#### Stored rows ####

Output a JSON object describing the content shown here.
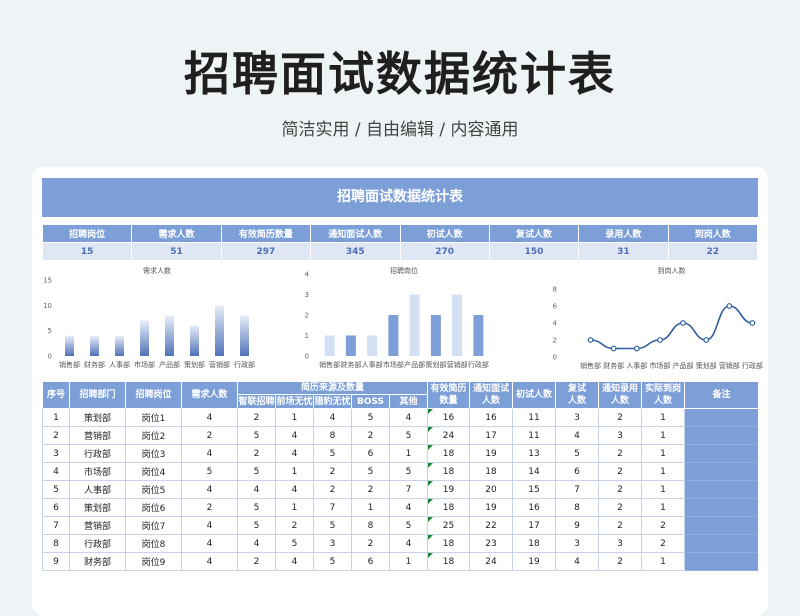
{
  "page": {
    "title": "招聘面试数据统计表",
    "subtitle": "简洁实用 / 自由编辑 / 内容通用"
  },
  "banner": {
    "title": "招聘面试数据统计表"
  },
  "summary": {
    "headers": [
      "招聘岗位",
      "需求人数",
      "有效简历数量",
      "通知面试人数",
      "初试人数",
      "复试人数",
      "录用人数",
      "到岗人数"
    ],
    "values": [
      "15",
      "51",
      "297",
      "345",
      "270",
      "150",
      "31",
      "22"
    ]
  },
  "chart_data": [
    {
      "type": "bar",
      "title": "需求人数",
      "categories": [
        "销售部",
        "财务部",
        "人事部",
        "市场部",
        "产品部",
        "策划部",
        "营销部",
        "行政部"
      ],
      "values": [
        4,
        4,
        4,
        7,
        8,
        6,
        10,
        8
      ],
      "ylim": [
        0,
        15
      ],
      "yticks": [
        0,
        5,
        10,
        15
      ],
      "style": "gradient-blue"
    },
    {
      "type": "bar",
      "title": "招聘岗位",
      "categories": [
        "销售部",
        "财务部",
        "人事部",
        "市场部",
        "产品部",
        "策划部",
        "营销部",
        "行政部"
      ],
      "values": [
        1,
        1,
        1,
        2,
        3,
        2,
        3,
        2
      ],
      "ylim": [
        0,
        4
      ],
      "yticks": [
        0,
        1,
        2,
        3,
        4
      ],
      "colors": [
        "#d3dff3",
        "#7d9fd8",
        "#d3dff3",
        "#7d9fd8",
        "#d3dff3",
        "#7d9fd8",
        "#d3dff3",
        "#7d9fd8"
      ]
    },
    {
      "type": "line",
      "title": "到岗人数",
      "categories": [
        "销售部",
        "财务部",
        "人事部",
        "市场部",
        "产品部",
        "策划部",
        "营销部",
        "行政部"
      ],
      "values": [
        2,
        1,
        1,
        2,
        4,
        2,
        6,
        4
      ],
      "ylim": [
        0,
        8
      ],
      "yticks": [
        0,
        2,
        4,
        6,
        8
      ],
      "color": "#2f5f9f"
    }
  ],
  "table": {
    "header_top": [
      "序号",
      "招聘部门",
      "招聘岗位",
      "需求人数",
      "简历来源及数量",
      "有效简历",
      "通知面试",
      "初试人数",
      "复试",
      "通知录用",
      "实际到岗",
      "备注"
    ],
    "header_top2": [
      "数量",
      "人数",
      "人数",
      "人数",
      "人数"
    ],
    "sources": [
      "智联招聘",
      "前场无忧",
      "猎豹无忧",
      "BOSS",
      "其他"
    ],
    "rows": [
      [
        "1",
        "策划部",
        "岗位1",
        "4",
        "2",
        "1",
        "4",
        "5",
        "4",
        "16",
        "16",
        "11",
        "3",
        "2",
        "1",
        ""
      ],
      [
        "2",
        "营销部",
        "岗位2",
        "2",
        "5",
        "4",
        "8",
        "2",
        "5",
        "24",
        "17",
        "11",
        "4",
        "3",
        "1",
        ""
      ],
      [
        "3",
        "行政部",
        "岗位3",
        "4",
        "2",
        "4",
        "5",
        "6",
        "1",
        "18",
        "19",
        "13",
        "5",
        "2",
        "1",
        ""
      ],
      [
        "4",
        "市场部",
        "岗位4",
        "5",
        "5",
        "1",
        "2",
        "5",
        "5",
        "18",
        "18",
        "14",
        "6",
        "2",
        "1",
        ""
      ],
      [
        "5",
        "人事部",
        "岗位5",
        "4",
        "4",
        "4",
        "2",
        "2",
        "7",
        "19",
        "20",
        "15",
        "7",
        "2",
        "1",
        ""
      ],
      [
        "6",
        "策划部",
        "岗位6",
        "2",
        "5",
        "1",
        "7",
        "1",
        "4",
        "18",
        "19",
        "16",
        "8",
        "2",
        "1",
        ""
      ],
      [
        "7",
        "营销部",
        "岗位7",
        "4",
        "5",
        "2",
        "5",
        "8",
        "5",
        "25",
        "22",
        "17",
        "9",
        "2",
        "2",
        ""
      ],
      [
        "8",
        "行政部",
        "岗位8",
        "4",
        "4",
        "5",
        "3",
        "2",
        "4",
        "18",
        "23",
        "18",
        "3",
        "3",
        "2",
        ""
      ],
      [
        "9",
        "财务部",
        "岗位9",
        "4",
        "2",
        "4",
        "5",
        "6",
        "1",
        "18",
        "24",
        "19",
        "4",
        "2",
        "1",
        ""
      ]
    ]
  }
}
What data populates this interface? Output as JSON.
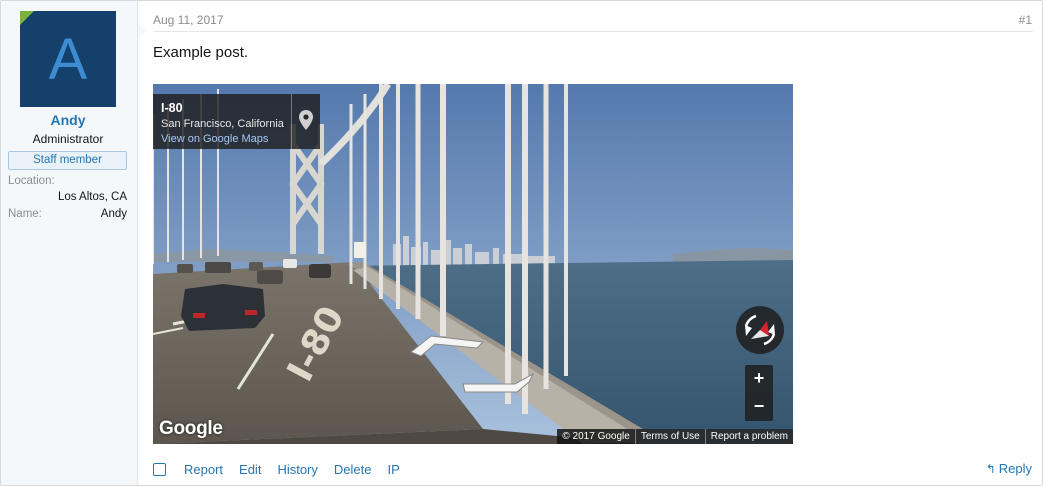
{
  "user": {
    "avatar_letter": "A",
    "username": "Andy",
    "title": "Administrator",
    "banner": "Staff member",
    "fields": [
      {
        "label": "Location:",
        "value": "Los Altos, CA"
      },
      {
        "label": "Name:",
        "value": "Andy"
      }
    ]
  },
  "post": {
    "date": "Aug 11, 2017",
    "number": "#1",
    "body": "Example post."
  },
  "embed": {
    "place_title": "I-80",
    "place_subtitle": "San Francisco, California",
    "maps_link": "View on Google Maps",
    "logo": "Google",
    "zoom_in": "+",
    "zoom_out": "−",
    "attribution": [
      "© 2017 Google",
      "Terms of Use",
      "Report a problem"
    ],
    "road_marking": "I-80"
  },
  "actions": {
    "items": [
      "Report",
      "Edit",
      "History",
      "Delete",
      "IP"
    ],
    "reply": "Reply"
  },
  "colors": {
    "link": "#2577b1",
    "avatar_bg": "#15406b",
    "sidebar_bg": "#f5f8fa",
    "online": "#7cb33c"
  }
}
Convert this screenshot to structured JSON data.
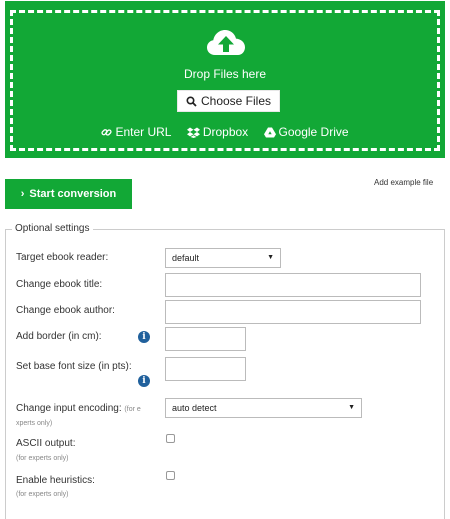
{
  "upload": {
    "drop_text": "Drop Files here",
    "choose_label": "Choose Files",
    "enter_url": "Enter URL",
    "dropbox": "Dropbox",
    "google_drive": "Google Drive"
  },
  "actions": {
    "start_label": "Start conversion",
    "add_example": "Add example file"
  },
  "settings": {
    "legend": "Optional settings",
    "target_reader": {
      "label": "Target ebook reader:",
      "value": "default"
    },
    "title": {
      "label": "Change ebook title:",
      "value": ""
    },
    "author": {
      "label": "Change ebook author:",
      "value": ""
    },
    "border": {
      "label": "Add border (in cm):",
      "value": ""
    },
    "base_font": {
      "label": "Set base font size (in pts):",
      "value": ""
    },
    "encoding": {
      "label": "Change input encoding:",
      "note_a": "(for e",
      "note_b": "xperts only)",
      "value": "auto detect"
    },
    "ascii": {
      "label": "ASCII output:",
      "note": "(for experts only)",
      "checked": false
    },
    "heuristics": {
      "label": "Enable heuristics:",
      "note": "(for experts only)",
      "checked": false
    }
  },
  "colors": {
    "accent": "#12a836",
    "info": "#20609c"
  }
}
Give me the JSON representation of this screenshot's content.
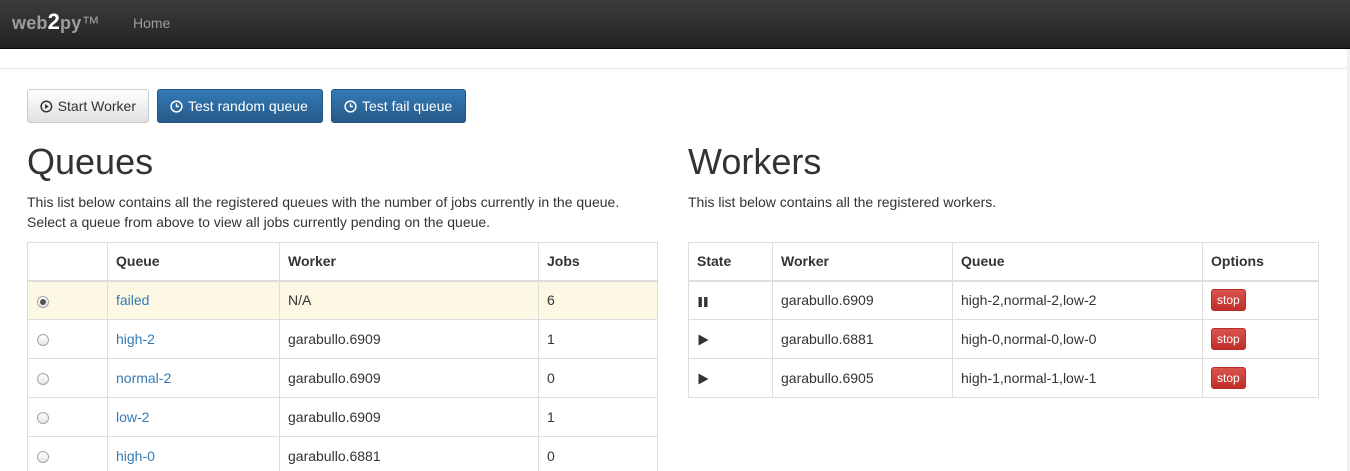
{
  "navbar": {
    "brand_prefix": "web",
    "brand_big": "2",
    "brand_suffix": "py",
    "brand_tm": "™",
    "home_label": "Home"
  },
  "toolbar": {
    "start_worker_label": "Start Worker",
    "test_random_label": "Test random queue",
    "test_fail_label": "Test fail queue"
  },
  "queues": {
    "title": "Queues",
    "desc_line1": "This list below contains all the registered queues with the number of jobs currently in the queue.",
    "desc_line2": "Select a queue from above to view all jobs currently pending on the queue.",
    "headers": {
      "select": "",
      "queue": "Queue",
      "worker": "Worker",
      "jobs": "Jobs"
    },
    "rows": [
      {
        "queue": "failed",
        "worker": "N/A",
        "jobs": "6",
        "selected": true
      },
      {
        "queue": "high-2",
        "worker": "garabullo.6909",
        "jobs": "1",
        "selected": false
      },
      {
        "queue": "normal-2",
        "worker": "garabullo.6909",
        "jobs": "0",
        "selected": false
      },
      {
        "queue": "low-2",
        "worker": "garabullo.6909",
        "jobs": "1",
        "selected": false
      },
      {
        "queue": "high-0",
        "worker": "garabullo.6881",
        "jobs": "0",
        "selected": false
      }
    ]
  },
  "workers": {
    "title": "Workers",
    "desc": "This list below contains all the registered workers.",
    "headers": {
      "state": "State",
      "worker": "Worker",
      "queue": "Queue",
      "options": "Options"
    },
    "rows": [
      {
        "state_icon": "pause-icon",
        "worker": "garabullo.6909",
        "queue": "high-2,normal-2,low-2",
        "stop_label": "stop"
      },
      {
        "state_icon": "play-icon",
        "worker": "garabullo.6881",
        "queue": "high-0,normal-0,low-0",
        "stop_label": "stop"
      },
      {
        "state_icon": "play-icon",
        "worker": "garabullo.6905",
        "queue": "high-1,normal-1,low-1",
        "stop_label": "stop"
      }
    ]
  },
  "colors": {
    "navbar": "#222222",
    "primary": "#337ab7",
    "danger": "#d9534f",
    "selected_row": "#fcf8e3",
    "link": "#337ab7"
  }
}
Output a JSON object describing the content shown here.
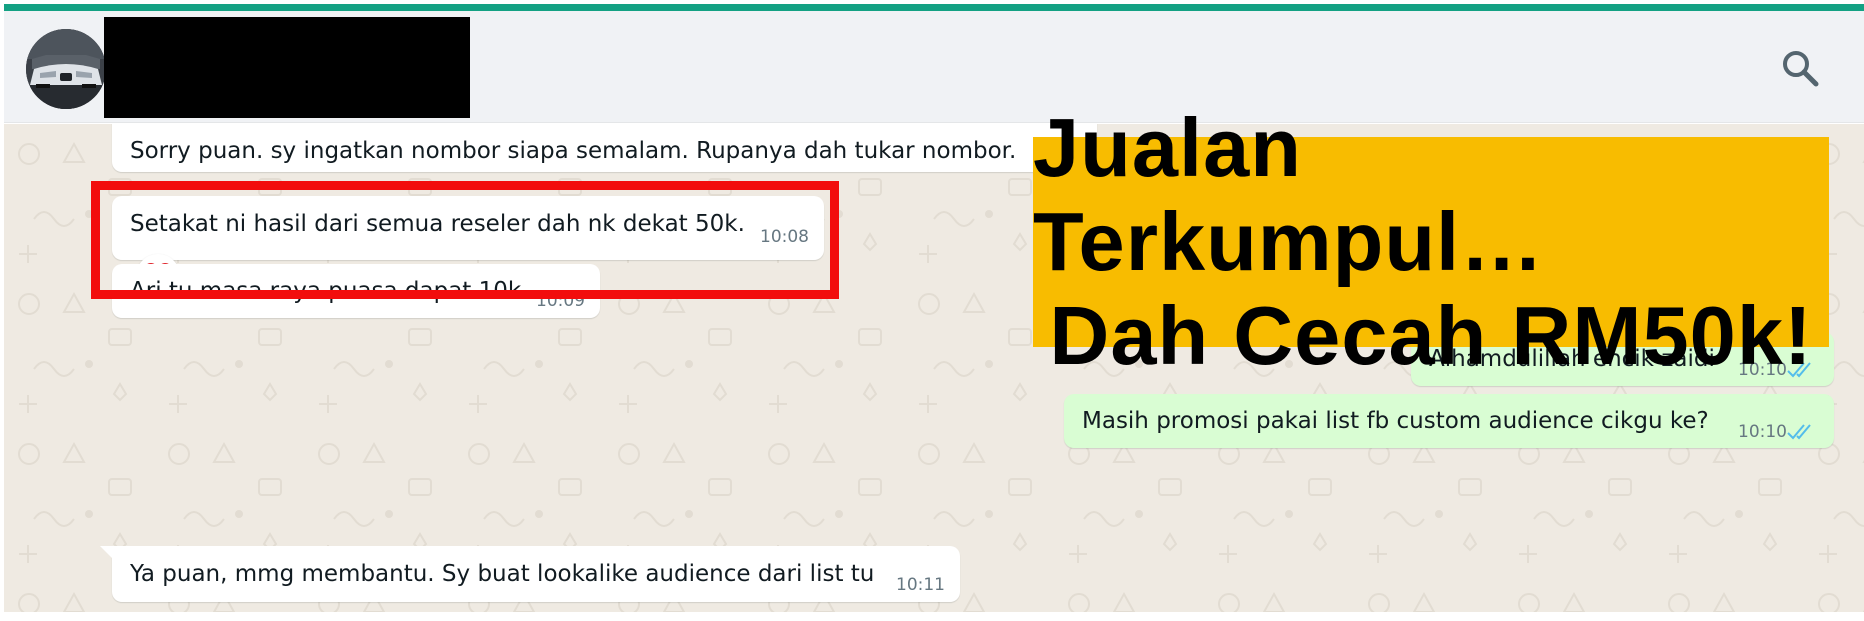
{
  "header": {
    "avatar_icon": "car-avatar",
    "search_icon": "search-icon"
  },
  "messages": [
    {
      "direction": "in",
      "text": "Sorry puan. sy ingatkan nombor siapa semalam. Rupanya dah tukar nombor.",
      "time": ""
    },
    {
      "direction": "in",
      "text": "Setakat ni hasil dari semua reseler dah nk dekat 50k.",
      "time": "10:08",
      "reaction": "❤️"
    },
    {
      "direction": "in",
      "text": "Ari tu masa raya puasa dapat 10k",
      "time": "10:09"
    },
    {
      "direction": "out",
      "text": "Alhamdulillah encik zaidi",
      "time": "10:10",
      "status": "read"
    },
    {
      "direction": "out",
      "text": "Masih promosi pakai list fb custom audience cikgu ke?",
      "time": "10:10",
      "status": "read"
    },
    {
      "direction": "in",
      "text": "Ya puan, mmg membantu. Sy buat lookalike audience dari list tu",
      "time": "10:11"
    }
  ],
  "promo_banner": {
    "line1": "Jualan Terkumpul…",
    "line2": "Dah Cecah RM50k!"
  },
  "colors": {
    "accent": "#13a183",
    "chat_background": "#efeae2",
    "incoming_bubble": "#ffffff",
    "outgoing_bubble": "#d9fdd3",
    "read_ticks": "#53bdeb",
    "highlight_box": "#f20d0d",
    "banner": "#f8bc00"
  }
}
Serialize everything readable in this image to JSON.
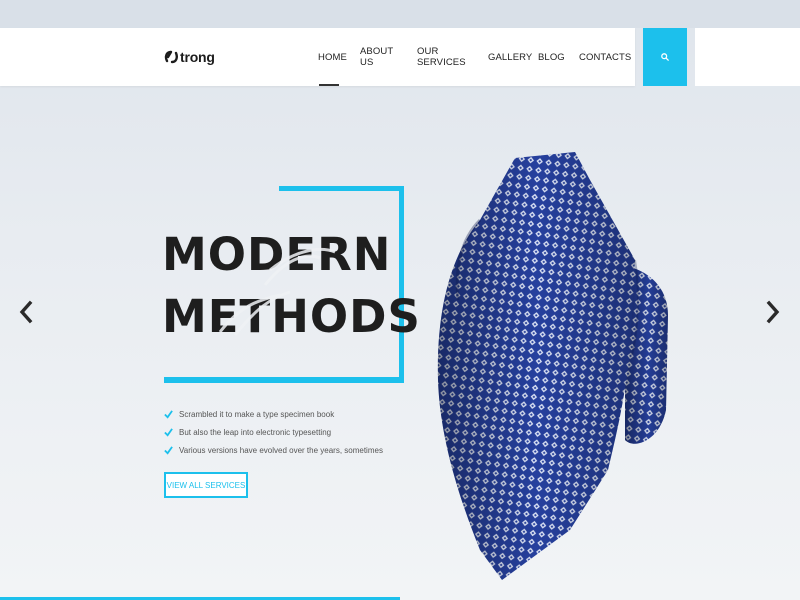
{
  "brand": {
    "logo_text": "trong"
  },
  "nav": {
    "items": [
      {
        "label": "Home",
        "active": true
      },
      {
        "label": "About us",
        "active": false
      },
      {
        "label": "Our services",
        "active": false
      },
      {
        "label": "Gallery",
        "active": false
      },
      {
        "label": "Blog",
        "active": false
      },
      {
        "label": "Contacts",
        "active": false
      }
    ],
    "search_icon": "search-icon"
  },
  "hero": {
    "headline_line1": "MODERN",
    "headline_line2": "METHODS",
    "features": [
      "Scrambled it to make a type specimen book",
      "But also the leap into electronic typesetting",
      "Various versions have evolved over the years, sometimes"
    ],
    "cta_label": "View all services",
    "image": "blue-patterned-necktie"
  },
  "slider": {
    "prev_icon": "chevron-left-icon",
    "next_icon": "chevron-right-icon"
  },
  "colors": {
    "accent": "#1cc0ec",
    "tie": "#2d45a8",
    "text_dark": "#1e1e1e"
  }
}
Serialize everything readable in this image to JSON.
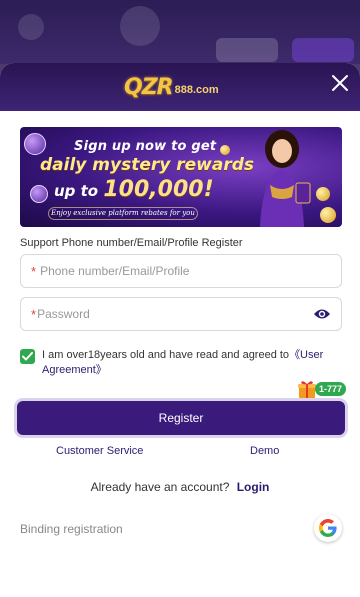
{
  "brand": {
    "logo_main": "QZR",
    "logo_suffix": "888.com"
  },
  "banner": {
    "line1": "Sign up now to get",
    "line2": "daily mystery rewards",
    "line3_prefix": "up to",
    "line3_amount": "100,000!",
    "subline": "Enjoy exclusive platform rebates for you"
  },
  "form": {
    "support_label": "Support Phone number/Email/Profile Register",
    "phone_placeholder": "Phone number/Email/Profile",
    "password_placeholder": "Password",
    "required_mark": "*",
    "agreement_text": "I am over18years old and have read and agreed to",
    "agreement_link": "《User Agreement》",
    "checked": true
  },
  "actions": {
    "register_label": "Register",
    "promo_badge": "1-777",
    "customer_service": "Customer Service",
    "demo": "Demo",
    "already_account": "Already have an account?",
    "login": "Login",
    "binding_registration": "Binding registration"
  },
  "colors": {
    "primary": "#3a1b7c",
    "link": "#2a1d70",
    "check": "#2fa84f",
    "header": "#2a1452",
    "required": "#e04343"
  },
  "icons": {
    "close": "close-icon",
    "eye": "eye-icon",
    "check": "check-icon",
    "gift": "gift-icon",
    "google": "google-icon"
  }
}
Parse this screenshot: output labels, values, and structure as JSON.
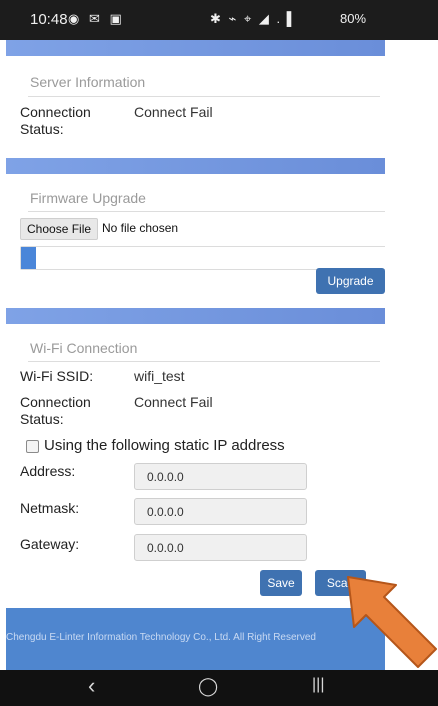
{
  "status_bar": {
    "time": "10:48",
    "notif_icons": "◉ ✉ ▣",
    "sys_icons": "✱ ⌁ ⌖ ◢ .▐",
    "battery": "80%"
  },
  "server": {
    "title": "Server Information",
    "status_label": "Connection Status:",
    "status_value": "Connect Fail"
  },
  "firmware": {
    "title": "Firmware Upgrade",
    "choose_file_label": "Choose File",
    "no_file_text": "No file chosen",
    "upgrade_label": "Upgrade",
    "progress": 0.04
  },
  "wifi": {
    "title": "Wi-Fi Connection",
    "ssid_label": "Wi-Fi SSID:",
    "ssid_value": "wifi_test",
    "status_label": "Connection Status:",
    "status_value": "Connect Fail",
    "static_ip_label": "Using the following static IP address",
    "static_ip_checked": false,
    "fields": [
      {
        "label": "Address:",
        "value": "0.0.0.0"
      },
      {
        "label": "Netmask:",
        "value": "0.0.0.0"
      },
      {
        "label": "Gateway:",
        "value": "0.0.0.0"
      }
    ],
    "save_label": "Save",
    "scan_label": "Scan"
  },
  "footer": {
    "text": "Chengdu E-Linter Information Technology Co., Ltd. All Right Reserved"
  },
  "nav_bar": {
    "back": "‹",
    "home": "◯",
    "recents": "|||"
  },
  "colors": {
    "accent": "#3f72b1",
    "band": "#7497e0",
    "footer": "#4f86cf",
    "arrow": "#e8803a"
  }
}
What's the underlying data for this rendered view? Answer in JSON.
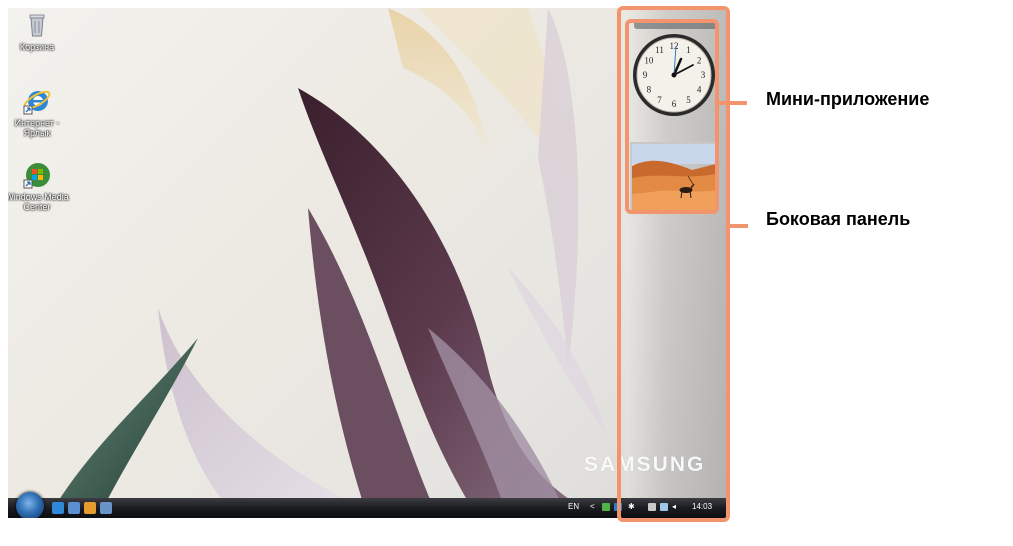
{
  "desktop_icons": [
    {
      "label": "Корзина",
      "icon": "recycle-bin-icon"
    },
    {
      "label": "Интернет - Ярлык",
      "icon": "internet-explorer-icon"
    },
    {
      "label": "Windows Media Center",
      "icon": "windows-media-center-icon"
    }
  ],
  "sidebar": {
    "brand": "SAMSUNG",
    "clock": {
      "numerals": [
        "12",
        "1",
        "2",
        "3",
        "4",
        "5",
        "6",
        "7",
        "8",
        "9",
        "10",
        "11"
      ]
    }
  },
  "taskbar": {
    "language": "EN",
    "time": "14:03"
  },
  "callouts": {
    "gadget": "Мини-приложение",
    "sidebar": "Боковая панель"
  },
  "colors": {
    "highlight": "#f2956e",
    "taskbar": "#1a1c20"
  }
}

####

**Direction:** Write out exactly the lines from the line containing "What's the underlying" through the last line of the listing above, please, and leave out any pictures.

**Exercise solution:**
What's the underlying data for this rendered view? Answer in JSON.
{
  "desktop_icons": [
    {
      "label": "Корзина",
      "icon": "recycle-bin-icon"
    },
    {
      "label": "Интернет - Ярлык",
      "icon": "internet-explorer-icon"
    },
    {
      "label": "Windows Media Center",
      "icon": "windows-media-center-icon"
    }
  ],
  "sidebar": {
    "brand": "SAMSUNG",
    "clock": {
      "numerals": [
        "12",
        "1",
        "2",
        "3",
        "4",
        "5",
        "6",
        "7",
        "8",
        "9",
        "10",
        "11"
      ]
    }
  },
  "taskbar": {
    "language": "EN",
    "time": "14:03"
  },
  "callouts": {
    "gadget": "Мини-приложение",
    "sidebar": "Боковая панель"
  },
  "colors": {
    "highlight": "#f2956e",
    "taskbar": "#1a1c20"
  }
}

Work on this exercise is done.